Stored records
------------------------------
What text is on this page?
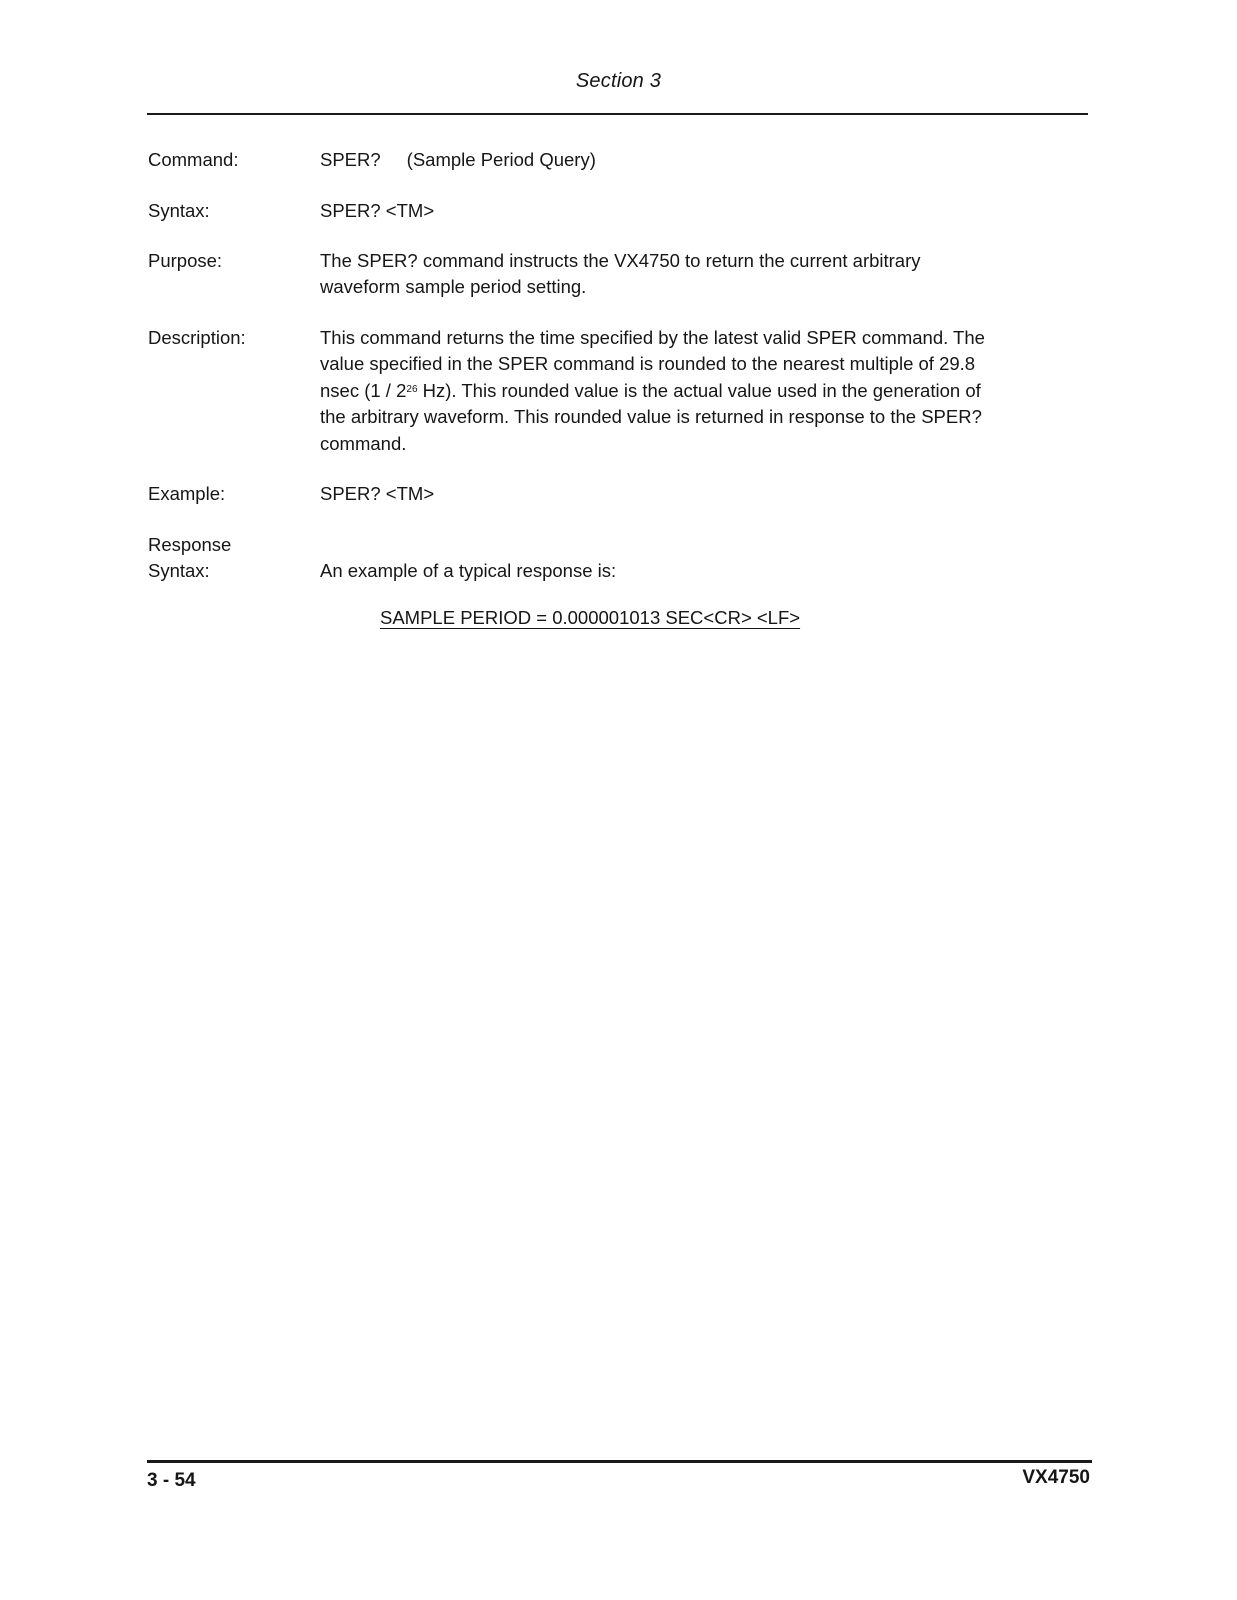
Section 3
Command:	SPER? (Sample Period Query)
Syntax:	SPER? <TM>
Purpose:	The SPER? command instructs the VX4750 to return the current arbitrary
waveform sample period setting.
Description:	This command returns the time specified by the latest valid SPER command. The
value specified in the SPER command is rounded to the nearest multiple of 29.8
nsec ($1 / 2^{26}$ Hz). This rounded value is the actual value used in the generation of
the arbitrary waveform. This rounded value is returned in response to the SPER?
command.
Example:	SPER? <TM>
Response
Syntax:	An example of a typical response is:
SAMPLE PERIOD = 0.000001013 SEC<CR> <LF>
3 - 54	VX4750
------------------------------
- Given exercise -
Among the lines of the material above, how many include the string "value"? Report only that number.

- Full solution -
3